>> BEGIN Entries supplied

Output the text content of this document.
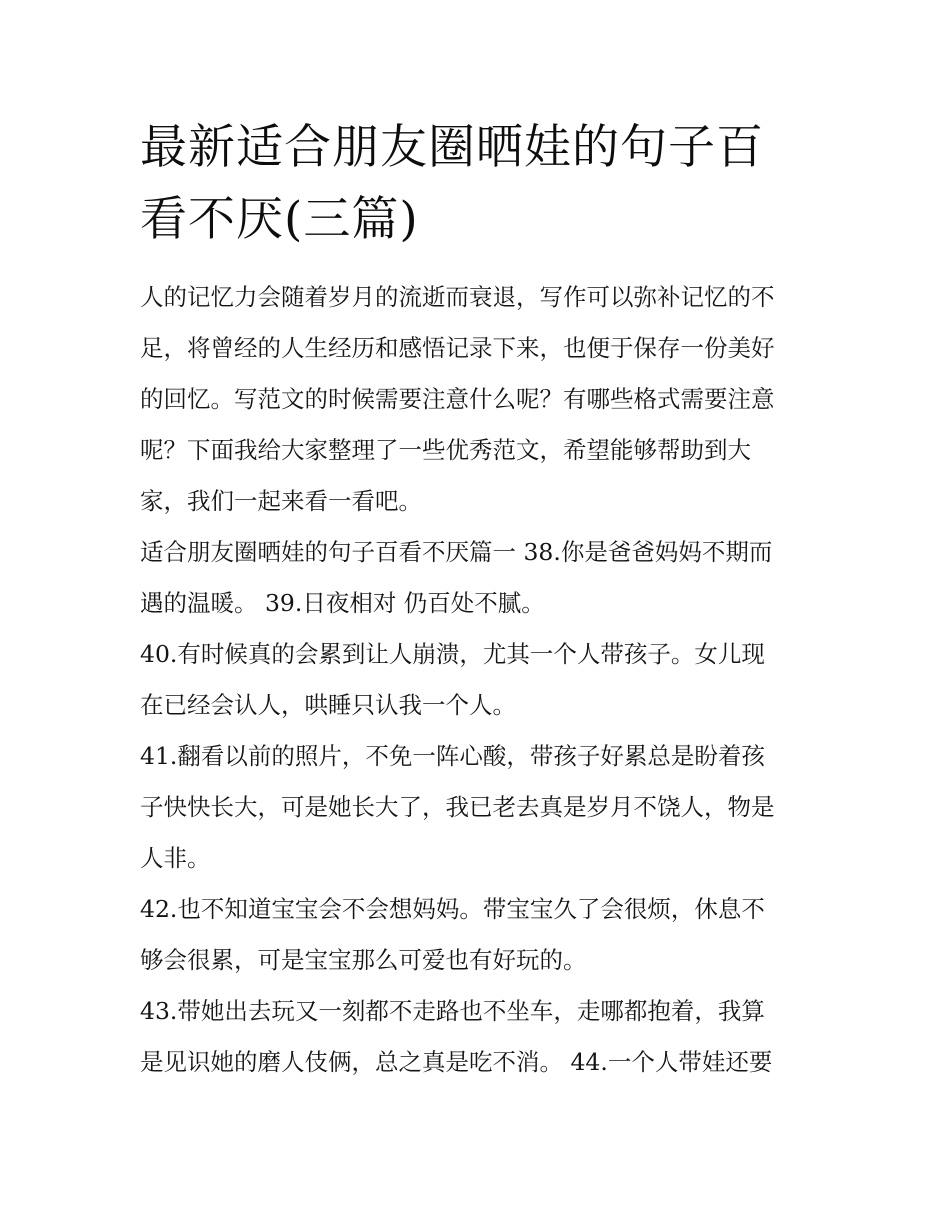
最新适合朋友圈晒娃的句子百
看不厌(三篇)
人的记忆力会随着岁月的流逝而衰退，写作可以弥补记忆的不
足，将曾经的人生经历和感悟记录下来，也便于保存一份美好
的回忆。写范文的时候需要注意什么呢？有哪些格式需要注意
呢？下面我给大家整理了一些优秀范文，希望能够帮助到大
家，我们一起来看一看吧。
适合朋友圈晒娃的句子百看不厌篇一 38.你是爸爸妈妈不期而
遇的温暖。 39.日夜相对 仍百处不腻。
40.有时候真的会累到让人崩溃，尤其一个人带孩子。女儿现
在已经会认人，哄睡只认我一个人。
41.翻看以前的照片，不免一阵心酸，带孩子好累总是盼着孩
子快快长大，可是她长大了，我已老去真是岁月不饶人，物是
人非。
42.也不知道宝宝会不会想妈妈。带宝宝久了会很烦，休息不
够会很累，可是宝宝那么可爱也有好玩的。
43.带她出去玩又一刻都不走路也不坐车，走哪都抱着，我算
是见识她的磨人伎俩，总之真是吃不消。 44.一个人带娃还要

>> END Entries supplied
>> BEGIN Entries supplied

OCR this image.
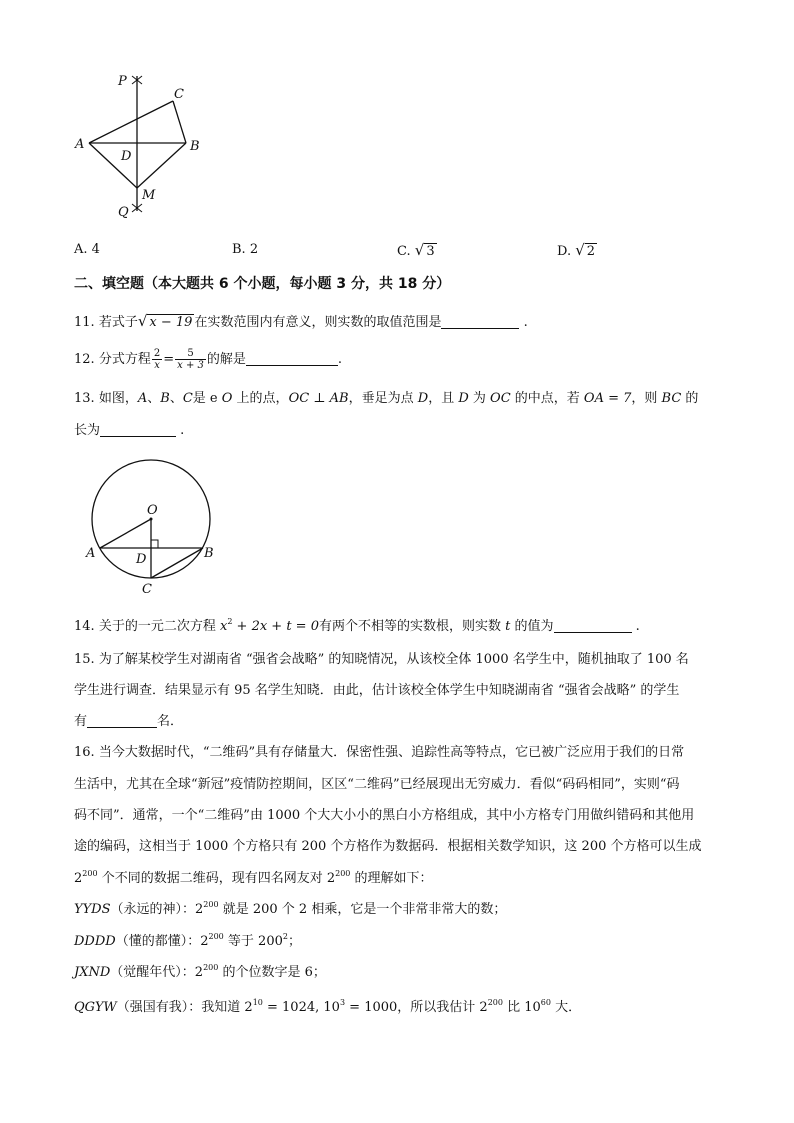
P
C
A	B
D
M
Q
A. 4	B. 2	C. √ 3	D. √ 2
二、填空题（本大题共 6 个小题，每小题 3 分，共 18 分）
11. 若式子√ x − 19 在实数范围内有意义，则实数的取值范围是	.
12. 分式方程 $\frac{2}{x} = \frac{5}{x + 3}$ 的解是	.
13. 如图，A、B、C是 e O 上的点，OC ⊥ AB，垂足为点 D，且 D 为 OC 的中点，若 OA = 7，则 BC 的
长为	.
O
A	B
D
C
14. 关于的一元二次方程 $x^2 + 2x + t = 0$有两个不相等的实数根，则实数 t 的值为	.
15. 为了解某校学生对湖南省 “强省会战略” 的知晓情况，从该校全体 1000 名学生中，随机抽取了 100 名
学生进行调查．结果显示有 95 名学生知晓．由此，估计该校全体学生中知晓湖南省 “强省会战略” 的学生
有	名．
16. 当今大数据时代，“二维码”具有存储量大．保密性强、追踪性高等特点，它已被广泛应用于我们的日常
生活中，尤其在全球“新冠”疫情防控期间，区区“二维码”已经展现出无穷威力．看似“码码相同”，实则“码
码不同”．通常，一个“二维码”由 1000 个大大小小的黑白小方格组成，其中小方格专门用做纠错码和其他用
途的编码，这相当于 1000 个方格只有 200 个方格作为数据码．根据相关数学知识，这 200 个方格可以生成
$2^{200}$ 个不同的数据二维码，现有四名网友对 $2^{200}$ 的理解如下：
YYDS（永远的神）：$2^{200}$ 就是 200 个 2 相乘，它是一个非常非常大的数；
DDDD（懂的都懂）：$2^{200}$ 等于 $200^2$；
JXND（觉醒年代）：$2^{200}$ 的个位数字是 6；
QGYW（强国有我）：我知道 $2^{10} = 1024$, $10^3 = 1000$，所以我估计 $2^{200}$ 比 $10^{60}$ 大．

>> END Entries supplied
>> BEGIN Entries supplied

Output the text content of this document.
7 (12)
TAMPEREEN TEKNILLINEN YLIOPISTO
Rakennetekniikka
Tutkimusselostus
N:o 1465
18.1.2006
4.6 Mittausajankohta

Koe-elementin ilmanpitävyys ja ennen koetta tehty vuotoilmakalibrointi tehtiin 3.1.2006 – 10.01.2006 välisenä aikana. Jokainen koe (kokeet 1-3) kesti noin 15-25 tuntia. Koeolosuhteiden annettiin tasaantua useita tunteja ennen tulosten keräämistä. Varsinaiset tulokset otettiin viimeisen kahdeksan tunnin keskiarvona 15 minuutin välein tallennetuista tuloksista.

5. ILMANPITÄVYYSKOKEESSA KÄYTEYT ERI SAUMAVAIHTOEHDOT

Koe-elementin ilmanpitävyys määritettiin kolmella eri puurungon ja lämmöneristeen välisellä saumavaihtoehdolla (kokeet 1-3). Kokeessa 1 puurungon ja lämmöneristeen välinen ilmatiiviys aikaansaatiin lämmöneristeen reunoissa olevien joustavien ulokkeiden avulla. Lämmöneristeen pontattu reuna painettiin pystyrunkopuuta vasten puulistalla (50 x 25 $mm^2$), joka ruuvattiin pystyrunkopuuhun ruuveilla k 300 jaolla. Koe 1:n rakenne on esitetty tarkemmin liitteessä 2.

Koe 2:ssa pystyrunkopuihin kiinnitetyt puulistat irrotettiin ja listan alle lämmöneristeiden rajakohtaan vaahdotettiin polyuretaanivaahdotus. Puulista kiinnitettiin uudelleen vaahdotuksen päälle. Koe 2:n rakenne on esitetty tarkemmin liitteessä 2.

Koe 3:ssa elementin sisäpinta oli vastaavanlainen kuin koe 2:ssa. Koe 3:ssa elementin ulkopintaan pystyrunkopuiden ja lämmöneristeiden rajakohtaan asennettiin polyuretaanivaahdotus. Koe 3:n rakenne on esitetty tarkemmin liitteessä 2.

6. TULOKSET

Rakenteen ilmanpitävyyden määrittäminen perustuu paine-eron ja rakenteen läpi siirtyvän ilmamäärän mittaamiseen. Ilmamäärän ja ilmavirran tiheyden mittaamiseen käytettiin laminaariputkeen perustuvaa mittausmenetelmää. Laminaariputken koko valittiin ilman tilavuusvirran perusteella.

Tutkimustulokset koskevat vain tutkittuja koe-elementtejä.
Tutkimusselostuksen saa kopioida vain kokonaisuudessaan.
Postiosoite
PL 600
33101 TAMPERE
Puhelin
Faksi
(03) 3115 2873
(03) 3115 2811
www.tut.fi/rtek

>> END Entries supplied

# The request
Working from the listing above, pick out every line that has "lämmöneristeiden" and copy it.

# The reply
Koe 2:ssa pystyrunkopuihin kiinnitetyt puulistat irrotettiin ja listan alle lämmöneristeiden rajakohtaan vaahdotettiin polyuretaanivaahdotus. Puulista kiinnitettiin uudelleen vaahdotuksen päälle. Koe 2:n rakenne on esitetty tarkemmin liitteessä 2.
Koe 3:ssa elementin sisäpinta oli vastaavanlainen kuin koe 2:ssa. Koe 3:ssa elementin ulkopintaan pystyrunkopuiden ja lämmöneristeiden rajakohtaan asennettiin polyuretaanivaahdotus. Koe 3:n rakenne on esitetty tarkemmin liitteessä 2.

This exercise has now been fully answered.